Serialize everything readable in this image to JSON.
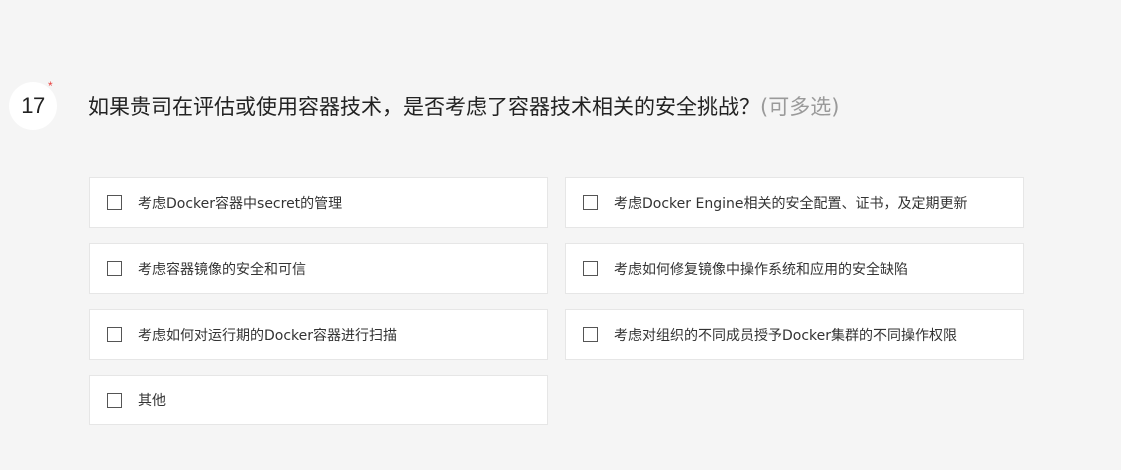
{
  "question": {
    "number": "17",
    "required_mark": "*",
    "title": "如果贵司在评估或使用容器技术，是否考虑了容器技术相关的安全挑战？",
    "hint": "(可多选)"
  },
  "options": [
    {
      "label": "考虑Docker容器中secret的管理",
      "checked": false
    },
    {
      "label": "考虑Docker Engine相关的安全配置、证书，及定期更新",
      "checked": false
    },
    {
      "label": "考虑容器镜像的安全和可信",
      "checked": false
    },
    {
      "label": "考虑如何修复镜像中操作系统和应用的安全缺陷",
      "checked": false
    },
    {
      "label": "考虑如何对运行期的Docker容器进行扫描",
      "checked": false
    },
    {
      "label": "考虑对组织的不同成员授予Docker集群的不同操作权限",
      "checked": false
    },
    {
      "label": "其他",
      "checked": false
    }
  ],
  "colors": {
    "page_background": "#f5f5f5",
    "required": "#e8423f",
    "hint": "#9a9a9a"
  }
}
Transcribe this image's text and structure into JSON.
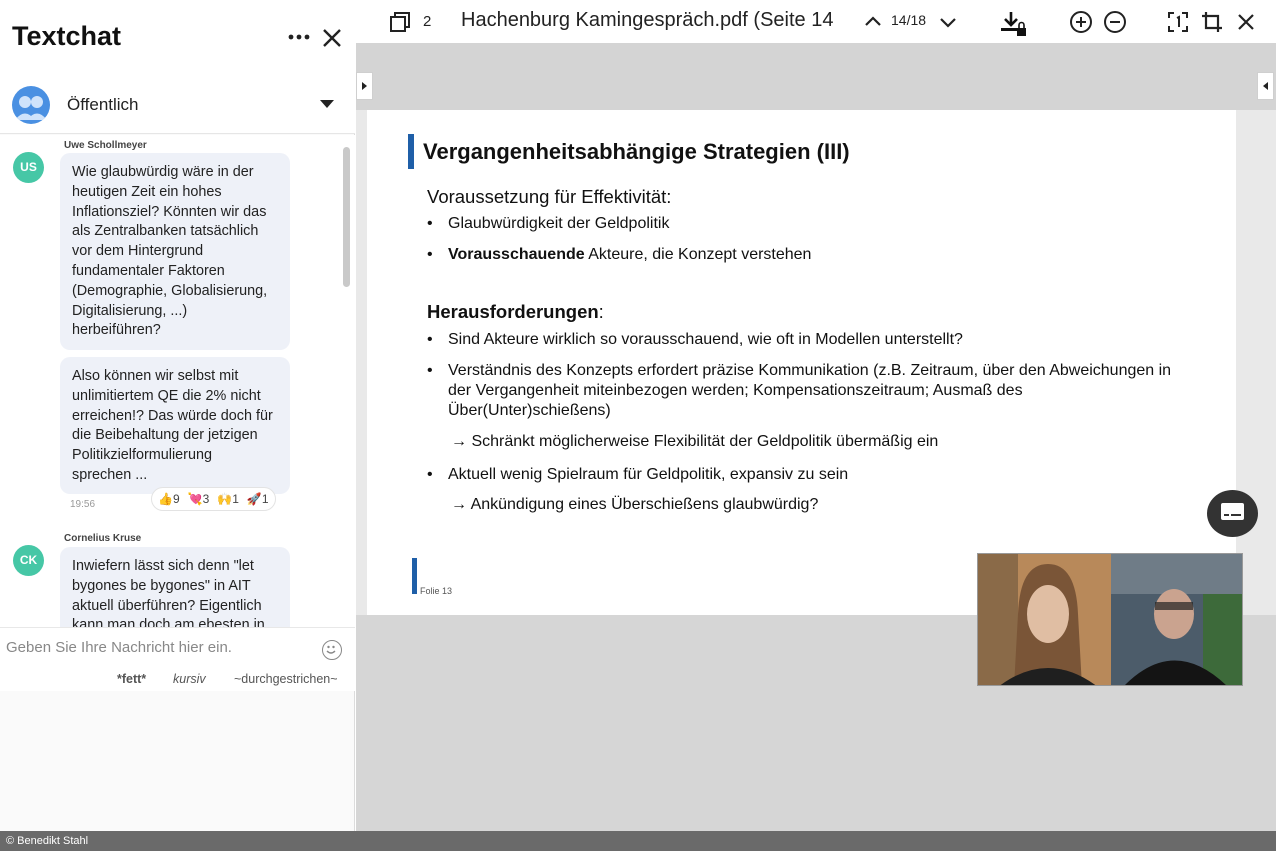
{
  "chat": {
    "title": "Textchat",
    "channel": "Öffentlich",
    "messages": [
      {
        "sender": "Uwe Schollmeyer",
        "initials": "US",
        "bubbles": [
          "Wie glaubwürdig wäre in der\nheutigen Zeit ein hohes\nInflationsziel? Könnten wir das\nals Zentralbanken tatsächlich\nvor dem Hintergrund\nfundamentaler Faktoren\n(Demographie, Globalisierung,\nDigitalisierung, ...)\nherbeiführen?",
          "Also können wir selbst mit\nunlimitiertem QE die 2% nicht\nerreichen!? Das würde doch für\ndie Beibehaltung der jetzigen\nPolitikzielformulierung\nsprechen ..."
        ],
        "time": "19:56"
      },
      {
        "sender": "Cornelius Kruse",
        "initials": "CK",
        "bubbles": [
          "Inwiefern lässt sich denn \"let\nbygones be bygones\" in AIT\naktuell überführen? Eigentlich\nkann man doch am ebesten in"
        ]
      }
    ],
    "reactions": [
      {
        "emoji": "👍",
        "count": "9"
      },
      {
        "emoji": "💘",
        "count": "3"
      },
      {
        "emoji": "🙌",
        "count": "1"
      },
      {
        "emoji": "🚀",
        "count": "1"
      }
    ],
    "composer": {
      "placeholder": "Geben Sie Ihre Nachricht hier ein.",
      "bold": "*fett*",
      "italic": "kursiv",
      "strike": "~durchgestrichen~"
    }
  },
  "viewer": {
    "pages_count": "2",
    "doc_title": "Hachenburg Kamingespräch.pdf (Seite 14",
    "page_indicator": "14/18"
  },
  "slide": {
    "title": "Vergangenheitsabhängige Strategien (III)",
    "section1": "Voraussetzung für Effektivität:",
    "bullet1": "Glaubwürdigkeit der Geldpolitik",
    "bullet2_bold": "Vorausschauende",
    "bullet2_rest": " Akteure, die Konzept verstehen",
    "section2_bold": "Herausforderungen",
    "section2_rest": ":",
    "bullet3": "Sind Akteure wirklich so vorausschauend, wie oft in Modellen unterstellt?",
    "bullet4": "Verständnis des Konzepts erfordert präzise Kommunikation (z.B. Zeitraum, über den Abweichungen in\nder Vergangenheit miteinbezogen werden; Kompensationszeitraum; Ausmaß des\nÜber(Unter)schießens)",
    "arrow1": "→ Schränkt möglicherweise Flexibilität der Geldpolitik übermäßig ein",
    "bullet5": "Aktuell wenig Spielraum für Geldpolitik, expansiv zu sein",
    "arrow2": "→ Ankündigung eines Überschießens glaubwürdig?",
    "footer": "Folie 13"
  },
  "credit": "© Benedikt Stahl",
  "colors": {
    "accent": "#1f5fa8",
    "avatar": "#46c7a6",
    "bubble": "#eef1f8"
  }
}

══════════════════════════════

» STATED PROBLEM:
Pull out every line holding "Geldpolitik" from the records above, and copy it.

» COMPLETE RESPONSE:
    "bullet1": "Glaubwürdigkeit der Geldpolitik",
    "arrow1": "→ Schränkt möglicherweise Flexibilität der Geldpolitik übermäßig ein",
    "bullet5": "Aktuell wenig Spielraum für Geldpolitik, expansiv zu sein",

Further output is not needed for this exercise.